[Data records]
======

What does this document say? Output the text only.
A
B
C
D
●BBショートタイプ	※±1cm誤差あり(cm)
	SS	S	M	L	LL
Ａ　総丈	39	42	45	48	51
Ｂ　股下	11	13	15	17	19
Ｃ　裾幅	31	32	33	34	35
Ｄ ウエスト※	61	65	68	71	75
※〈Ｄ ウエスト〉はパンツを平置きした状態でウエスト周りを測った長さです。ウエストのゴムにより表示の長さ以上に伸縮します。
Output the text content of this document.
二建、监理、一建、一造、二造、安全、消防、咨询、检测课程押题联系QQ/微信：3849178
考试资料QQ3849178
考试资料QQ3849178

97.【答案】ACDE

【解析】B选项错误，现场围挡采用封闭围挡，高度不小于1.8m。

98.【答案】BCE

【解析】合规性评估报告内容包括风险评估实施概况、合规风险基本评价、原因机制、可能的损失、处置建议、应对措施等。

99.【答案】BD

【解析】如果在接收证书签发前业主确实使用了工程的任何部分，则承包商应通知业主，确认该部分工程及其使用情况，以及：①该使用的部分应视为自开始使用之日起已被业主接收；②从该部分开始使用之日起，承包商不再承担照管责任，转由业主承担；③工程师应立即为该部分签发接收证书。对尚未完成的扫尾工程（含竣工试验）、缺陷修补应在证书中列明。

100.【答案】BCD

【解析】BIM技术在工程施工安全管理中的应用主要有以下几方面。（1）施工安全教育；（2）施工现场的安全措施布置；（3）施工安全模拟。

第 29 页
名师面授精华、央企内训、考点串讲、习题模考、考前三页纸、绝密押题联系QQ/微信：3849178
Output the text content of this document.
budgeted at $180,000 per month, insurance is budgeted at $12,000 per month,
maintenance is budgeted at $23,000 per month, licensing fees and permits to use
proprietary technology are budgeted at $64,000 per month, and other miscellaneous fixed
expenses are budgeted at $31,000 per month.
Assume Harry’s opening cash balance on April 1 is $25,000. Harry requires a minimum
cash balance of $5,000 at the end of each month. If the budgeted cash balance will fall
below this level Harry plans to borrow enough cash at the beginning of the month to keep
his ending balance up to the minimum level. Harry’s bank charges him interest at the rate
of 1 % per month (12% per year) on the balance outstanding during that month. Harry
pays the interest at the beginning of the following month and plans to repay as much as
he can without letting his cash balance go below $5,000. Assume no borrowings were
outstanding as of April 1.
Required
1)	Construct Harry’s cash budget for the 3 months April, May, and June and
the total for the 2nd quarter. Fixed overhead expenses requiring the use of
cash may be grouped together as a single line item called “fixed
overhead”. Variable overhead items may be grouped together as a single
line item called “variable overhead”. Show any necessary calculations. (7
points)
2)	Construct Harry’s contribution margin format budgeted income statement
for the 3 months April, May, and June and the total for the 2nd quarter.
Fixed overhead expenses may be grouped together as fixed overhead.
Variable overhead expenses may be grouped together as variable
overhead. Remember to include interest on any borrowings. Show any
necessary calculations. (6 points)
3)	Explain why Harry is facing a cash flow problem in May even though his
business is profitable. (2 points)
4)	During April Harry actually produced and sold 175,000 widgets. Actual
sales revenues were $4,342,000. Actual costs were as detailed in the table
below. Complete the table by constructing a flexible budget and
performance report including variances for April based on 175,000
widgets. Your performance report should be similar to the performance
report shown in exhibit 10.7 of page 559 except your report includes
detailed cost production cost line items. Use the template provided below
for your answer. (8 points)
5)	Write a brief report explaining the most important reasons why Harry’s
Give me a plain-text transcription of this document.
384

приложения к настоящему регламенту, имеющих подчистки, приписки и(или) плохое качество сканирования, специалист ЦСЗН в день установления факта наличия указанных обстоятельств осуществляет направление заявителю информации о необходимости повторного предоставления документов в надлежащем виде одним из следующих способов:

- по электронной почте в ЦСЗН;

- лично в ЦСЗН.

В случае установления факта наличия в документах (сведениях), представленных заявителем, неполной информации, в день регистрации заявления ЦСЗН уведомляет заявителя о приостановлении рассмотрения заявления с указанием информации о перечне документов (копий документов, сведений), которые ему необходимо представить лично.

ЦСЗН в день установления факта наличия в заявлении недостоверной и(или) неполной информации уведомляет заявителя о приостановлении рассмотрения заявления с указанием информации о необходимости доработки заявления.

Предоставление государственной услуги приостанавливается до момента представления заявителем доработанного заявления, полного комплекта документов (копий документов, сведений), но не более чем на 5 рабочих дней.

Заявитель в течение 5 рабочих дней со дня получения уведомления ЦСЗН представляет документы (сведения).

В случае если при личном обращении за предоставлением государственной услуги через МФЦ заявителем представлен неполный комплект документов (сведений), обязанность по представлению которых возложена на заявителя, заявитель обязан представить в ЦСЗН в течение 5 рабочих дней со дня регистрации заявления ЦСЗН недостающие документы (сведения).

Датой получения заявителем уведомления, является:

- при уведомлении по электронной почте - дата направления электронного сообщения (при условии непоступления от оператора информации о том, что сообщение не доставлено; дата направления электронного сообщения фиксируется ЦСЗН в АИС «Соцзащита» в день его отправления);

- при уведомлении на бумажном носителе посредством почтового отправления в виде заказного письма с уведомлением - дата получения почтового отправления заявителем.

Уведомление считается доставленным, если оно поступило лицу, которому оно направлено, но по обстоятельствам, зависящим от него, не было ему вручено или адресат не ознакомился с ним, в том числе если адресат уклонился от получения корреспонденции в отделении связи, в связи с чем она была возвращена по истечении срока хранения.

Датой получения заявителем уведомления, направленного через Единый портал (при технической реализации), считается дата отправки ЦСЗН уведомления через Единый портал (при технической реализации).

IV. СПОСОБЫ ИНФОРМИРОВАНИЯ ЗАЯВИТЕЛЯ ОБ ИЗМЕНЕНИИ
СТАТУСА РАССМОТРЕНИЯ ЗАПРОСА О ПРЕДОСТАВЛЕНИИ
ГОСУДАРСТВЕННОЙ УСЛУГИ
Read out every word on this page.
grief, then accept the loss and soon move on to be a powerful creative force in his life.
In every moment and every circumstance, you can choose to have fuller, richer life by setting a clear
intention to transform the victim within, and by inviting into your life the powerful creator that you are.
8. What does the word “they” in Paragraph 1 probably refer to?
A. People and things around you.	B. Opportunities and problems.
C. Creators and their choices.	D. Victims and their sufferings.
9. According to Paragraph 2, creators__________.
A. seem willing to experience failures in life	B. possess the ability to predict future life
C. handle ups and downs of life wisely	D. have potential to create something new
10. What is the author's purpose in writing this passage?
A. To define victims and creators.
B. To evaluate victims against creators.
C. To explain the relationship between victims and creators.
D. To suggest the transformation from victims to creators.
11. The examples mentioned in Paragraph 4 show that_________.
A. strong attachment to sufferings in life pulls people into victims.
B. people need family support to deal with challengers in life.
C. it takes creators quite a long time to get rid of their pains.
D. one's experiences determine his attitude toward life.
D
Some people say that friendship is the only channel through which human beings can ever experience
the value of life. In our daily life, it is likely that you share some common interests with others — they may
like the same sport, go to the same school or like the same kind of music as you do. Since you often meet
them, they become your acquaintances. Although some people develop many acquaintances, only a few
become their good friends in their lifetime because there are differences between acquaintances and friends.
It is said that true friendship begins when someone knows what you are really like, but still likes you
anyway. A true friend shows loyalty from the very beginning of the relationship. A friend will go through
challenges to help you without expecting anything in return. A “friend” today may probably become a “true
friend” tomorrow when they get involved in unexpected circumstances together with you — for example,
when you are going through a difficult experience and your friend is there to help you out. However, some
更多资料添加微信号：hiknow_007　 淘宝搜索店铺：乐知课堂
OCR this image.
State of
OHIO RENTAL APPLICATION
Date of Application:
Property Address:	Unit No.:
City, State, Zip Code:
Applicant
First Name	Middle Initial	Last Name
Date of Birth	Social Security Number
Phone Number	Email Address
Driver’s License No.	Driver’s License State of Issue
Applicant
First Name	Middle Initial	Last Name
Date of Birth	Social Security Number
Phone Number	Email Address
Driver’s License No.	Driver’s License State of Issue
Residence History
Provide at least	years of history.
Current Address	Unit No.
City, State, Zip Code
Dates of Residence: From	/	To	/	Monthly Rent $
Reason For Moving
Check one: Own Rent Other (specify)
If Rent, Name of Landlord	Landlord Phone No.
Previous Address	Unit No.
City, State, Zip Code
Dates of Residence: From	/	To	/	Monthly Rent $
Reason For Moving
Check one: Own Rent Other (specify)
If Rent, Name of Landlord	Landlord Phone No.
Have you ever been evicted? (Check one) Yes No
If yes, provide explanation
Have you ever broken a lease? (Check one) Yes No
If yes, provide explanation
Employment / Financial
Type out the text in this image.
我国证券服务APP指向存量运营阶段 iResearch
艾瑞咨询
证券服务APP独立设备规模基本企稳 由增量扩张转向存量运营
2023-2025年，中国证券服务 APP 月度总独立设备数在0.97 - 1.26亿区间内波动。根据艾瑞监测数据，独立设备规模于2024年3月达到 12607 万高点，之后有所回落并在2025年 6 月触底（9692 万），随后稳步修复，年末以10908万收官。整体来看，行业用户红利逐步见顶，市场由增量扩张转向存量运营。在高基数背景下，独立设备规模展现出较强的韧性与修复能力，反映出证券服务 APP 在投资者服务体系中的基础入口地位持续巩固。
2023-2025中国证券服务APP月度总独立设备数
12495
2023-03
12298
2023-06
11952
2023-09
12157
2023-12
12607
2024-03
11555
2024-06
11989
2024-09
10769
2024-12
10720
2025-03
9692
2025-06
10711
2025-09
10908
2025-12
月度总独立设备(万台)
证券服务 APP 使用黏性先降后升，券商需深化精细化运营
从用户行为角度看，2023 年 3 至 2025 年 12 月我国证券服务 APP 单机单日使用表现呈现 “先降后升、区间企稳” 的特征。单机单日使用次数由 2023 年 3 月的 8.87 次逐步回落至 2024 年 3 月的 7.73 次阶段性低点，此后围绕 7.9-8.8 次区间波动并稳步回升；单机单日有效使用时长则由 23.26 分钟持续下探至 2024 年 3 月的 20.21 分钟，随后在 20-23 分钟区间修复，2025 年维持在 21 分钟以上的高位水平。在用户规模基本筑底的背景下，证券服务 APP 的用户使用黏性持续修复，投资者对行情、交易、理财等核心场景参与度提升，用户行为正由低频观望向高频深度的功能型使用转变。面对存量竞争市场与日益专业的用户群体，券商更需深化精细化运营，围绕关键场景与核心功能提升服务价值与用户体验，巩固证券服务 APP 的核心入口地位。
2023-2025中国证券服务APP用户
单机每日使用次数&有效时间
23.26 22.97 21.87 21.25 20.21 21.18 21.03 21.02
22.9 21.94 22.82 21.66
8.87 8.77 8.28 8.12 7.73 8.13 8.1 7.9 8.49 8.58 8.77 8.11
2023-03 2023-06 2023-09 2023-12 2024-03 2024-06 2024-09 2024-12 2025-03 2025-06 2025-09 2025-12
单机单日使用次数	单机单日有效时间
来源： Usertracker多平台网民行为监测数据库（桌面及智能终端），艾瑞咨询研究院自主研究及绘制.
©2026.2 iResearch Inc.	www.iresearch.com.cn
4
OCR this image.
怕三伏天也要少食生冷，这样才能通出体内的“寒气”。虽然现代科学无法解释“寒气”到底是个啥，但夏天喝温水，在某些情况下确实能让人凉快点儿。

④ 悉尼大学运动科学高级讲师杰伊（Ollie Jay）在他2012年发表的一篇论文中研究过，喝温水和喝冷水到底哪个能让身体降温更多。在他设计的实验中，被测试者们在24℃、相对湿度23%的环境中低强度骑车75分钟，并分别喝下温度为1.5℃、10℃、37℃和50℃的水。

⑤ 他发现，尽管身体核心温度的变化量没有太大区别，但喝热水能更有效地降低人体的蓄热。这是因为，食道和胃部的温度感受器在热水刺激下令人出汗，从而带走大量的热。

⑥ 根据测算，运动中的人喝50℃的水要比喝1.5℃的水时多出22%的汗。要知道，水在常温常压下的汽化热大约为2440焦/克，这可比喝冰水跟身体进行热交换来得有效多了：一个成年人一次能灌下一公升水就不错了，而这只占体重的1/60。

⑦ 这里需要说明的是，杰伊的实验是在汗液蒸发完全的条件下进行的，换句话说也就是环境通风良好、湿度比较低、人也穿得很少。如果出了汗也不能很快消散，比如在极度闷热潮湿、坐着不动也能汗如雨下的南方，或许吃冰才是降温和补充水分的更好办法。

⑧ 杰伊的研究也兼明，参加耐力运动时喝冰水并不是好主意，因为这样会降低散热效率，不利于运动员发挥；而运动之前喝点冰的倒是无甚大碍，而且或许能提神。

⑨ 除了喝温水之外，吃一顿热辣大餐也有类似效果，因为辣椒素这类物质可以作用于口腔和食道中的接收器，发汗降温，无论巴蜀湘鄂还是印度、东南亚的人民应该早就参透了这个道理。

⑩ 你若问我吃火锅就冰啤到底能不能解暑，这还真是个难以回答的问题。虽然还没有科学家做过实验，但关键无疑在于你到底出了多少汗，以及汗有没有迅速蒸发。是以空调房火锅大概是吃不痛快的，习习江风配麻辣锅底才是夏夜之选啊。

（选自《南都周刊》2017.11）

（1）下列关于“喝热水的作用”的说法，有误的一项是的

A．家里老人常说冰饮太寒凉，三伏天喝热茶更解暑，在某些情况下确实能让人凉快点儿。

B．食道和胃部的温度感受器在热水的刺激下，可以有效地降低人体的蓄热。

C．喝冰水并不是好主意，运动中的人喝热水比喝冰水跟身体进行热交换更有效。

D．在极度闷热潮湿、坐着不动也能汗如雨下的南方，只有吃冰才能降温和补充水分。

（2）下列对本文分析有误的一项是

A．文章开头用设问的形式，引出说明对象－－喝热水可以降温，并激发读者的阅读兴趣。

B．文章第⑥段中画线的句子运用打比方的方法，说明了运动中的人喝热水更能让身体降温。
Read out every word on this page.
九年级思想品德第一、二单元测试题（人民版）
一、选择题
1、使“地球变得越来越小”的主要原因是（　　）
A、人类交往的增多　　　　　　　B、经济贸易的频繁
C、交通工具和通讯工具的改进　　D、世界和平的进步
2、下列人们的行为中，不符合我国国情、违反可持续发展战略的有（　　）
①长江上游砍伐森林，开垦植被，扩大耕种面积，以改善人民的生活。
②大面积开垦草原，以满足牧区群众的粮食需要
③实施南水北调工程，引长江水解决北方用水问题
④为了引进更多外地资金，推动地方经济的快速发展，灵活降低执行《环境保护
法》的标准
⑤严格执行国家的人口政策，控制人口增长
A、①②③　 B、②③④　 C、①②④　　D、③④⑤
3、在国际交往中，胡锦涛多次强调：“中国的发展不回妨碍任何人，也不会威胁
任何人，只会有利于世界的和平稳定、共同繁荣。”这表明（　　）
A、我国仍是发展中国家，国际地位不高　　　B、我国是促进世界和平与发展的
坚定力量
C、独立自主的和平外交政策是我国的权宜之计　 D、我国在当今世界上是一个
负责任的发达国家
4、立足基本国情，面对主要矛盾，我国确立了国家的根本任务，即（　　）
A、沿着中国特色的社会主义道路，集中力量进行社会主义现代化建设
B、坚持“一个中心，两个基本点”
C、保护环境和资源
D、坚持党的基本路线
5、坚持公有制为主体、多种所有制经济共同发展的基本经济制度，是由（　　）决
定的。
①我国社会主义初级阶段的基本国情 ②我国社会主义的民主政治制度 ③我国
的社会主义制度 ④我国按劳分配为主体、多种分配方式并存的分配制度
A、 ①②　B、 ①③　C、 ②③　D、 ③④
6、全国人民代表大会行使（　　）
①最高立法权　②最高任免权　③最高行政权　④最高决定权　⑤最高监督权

======

• What is required
Make a list of all lines in the data that contain "ウエスト".

• Worked solution
Ｄ ウエスト※	61	65	68	71	75
※〈Ｄ ウエスト〉はパンツを平置きした状態でウエスト周りを測った長さです。ウエストのゴムにより表示の長さ以上に伸縮します。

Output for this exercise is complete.